# [Extrait du document]
D'abord, je voudrais savoir ce que tu penses de ce verdict. Maintenant, je vais te proposer un exercice très simple. Admettons, dans une perspective complètement fictive, que la situation soit inversée. Qu'avec les mêmes conditions, ce soit la femme qui ait tué son mari. Deux possibilités :
1) J'ai tort. Le féminisme est un mouvement égalitaire qui traite la violence féminine comme la violence masculine, et qui ne saurait vouloir octroyer à une femme l'avantage sexiste de pouvoir tuer impunément son mari dans le dos par vengeance, en raison de faits passés qu'elle-même est incapable de prouver. Soutenir cette femme, dans ces conditions, serait de la misandrie incompatible avec les nobles idéaux égalitaristes du féminisme. Il n'y aurait donc aucune différence dans le traitement de l'affaire par les médias et les associations en fonction du sexe du protagoniste.
2) J'ai raison. En dépit des faits qui justifient largement le verdict en question, les féministes hurlent leur indignation "sexiste" et inégalitaire, uniquement car il s'agit de défendre une femme face à un homme. Elles sont tellement influentes qu'elles touchent une grande partie de l'opinion publique, toujours sensible par nature à la défense des femmes en toutes circonstances, obtiennent une grâce présidentielle pour l'accusée.
Dieu seul sait ce qu'il adviendrait si une telle affaire apparaissait dans notre beau pays...
Je te laisse méditer.
Pardonnez moi tous pour l'énorme pavé, mais au moins tu as désormais mon avis complet et étayé sur un courant que je considère comme l'une des plus grosses hypocrisies de l'histoire des idées. Et pourtant, je suis moi-même un féministe libéral et non un réac' zemmourien, au sens où je me serais battu pour l'égalité en droit, qui représente pour moi une base fondamentale pour une société moderne.

# [Tâches à réaliser]
A. Réécrivez l'extrait du document en commençant par « Je te laisse » et en poursuivant jusqu'à « une société moderne. », avec « pavé » remplacé par « texte ».
B. Dans l'extrait du document, comment l'auteur se définit-il lui-même ?
C. Résumez l'extrait du document en deux phrases.

# [Entrées du corpus]
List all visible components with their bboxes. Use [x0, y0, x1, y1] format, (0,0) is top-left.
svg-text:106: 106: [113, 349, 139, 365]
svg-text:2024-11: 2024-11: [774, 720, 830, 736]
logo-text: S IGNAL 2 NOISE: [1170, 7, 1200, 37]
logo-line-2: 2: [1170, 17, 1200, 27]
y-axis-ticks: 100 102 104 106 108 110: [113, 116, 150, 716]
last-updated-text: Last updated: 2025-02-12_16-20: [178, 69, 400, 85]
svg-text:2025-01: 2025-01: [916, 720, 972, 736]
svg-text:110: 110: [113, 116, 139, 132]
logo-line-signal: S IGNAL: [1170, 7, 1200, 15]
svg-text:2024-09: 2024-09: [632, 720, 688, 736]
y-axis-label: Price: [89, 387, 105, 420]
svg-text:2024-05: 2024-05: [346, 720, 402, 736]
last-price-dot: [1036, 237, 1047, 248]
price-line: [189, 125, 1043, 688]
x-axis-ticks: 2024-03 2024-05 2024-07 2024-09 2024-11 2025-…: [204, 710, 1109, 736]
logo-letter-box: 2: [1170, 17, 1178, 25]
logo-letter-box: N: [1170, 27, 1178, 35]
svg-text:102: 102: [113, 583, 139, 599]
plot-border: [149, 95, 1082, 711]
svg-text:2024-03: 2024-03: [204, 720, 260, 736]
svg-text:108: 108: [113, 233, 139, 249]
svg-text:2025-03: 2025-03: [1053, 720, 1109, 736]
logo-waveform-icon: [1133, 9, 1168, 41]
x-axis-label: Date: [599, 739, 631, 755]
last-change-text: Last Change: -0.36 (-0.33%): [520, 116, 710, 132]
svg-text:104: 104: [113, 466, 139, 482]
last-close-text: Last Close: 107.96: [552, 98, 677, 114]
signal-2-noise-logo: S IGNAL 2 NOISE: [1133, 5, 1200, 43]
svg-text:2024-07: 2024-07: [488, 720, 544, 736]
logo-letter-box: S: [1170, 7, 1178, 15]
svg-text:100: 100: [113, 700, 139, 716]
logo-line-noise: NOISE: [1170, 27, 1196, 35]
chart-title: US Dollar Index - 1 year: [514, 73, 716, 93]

# [Réponses par tâche]
A.
Je te laisse méditer.
Pardonnez moi tous pour l'énorme texte, mais au moins tu as désormais mon avis complet et étayé sur un courant que je considère comme l'une des plus grosses hypocrisies de l'histoire des idées. Et pourtant, je suis moi-même un féministe libéral et non un réac' zemmourien, au sens où je me serais battu pour l'égalité en droit, qui représente pour moi une base fondamentale pour une société moderne.

B. Comme un féministe libéral et non un réac' zemmourien.

C. L'auteur propose d'imaginer la situation inversée, où ce serait la femme qui aurait tué son mari dans les mêmes conditions, et envisage deux possibilités : soit le féminisme traiterait cette violence comme la violence masculine, soit les féministes s'indigneraient uniquement pour défendre une femme face à un homme. Il considère ce courant comme l'une des plus grosses hypocrisies de l'histoire des idées, tout en se disant lui-même féministe libéral attaché à l'égalité en droit.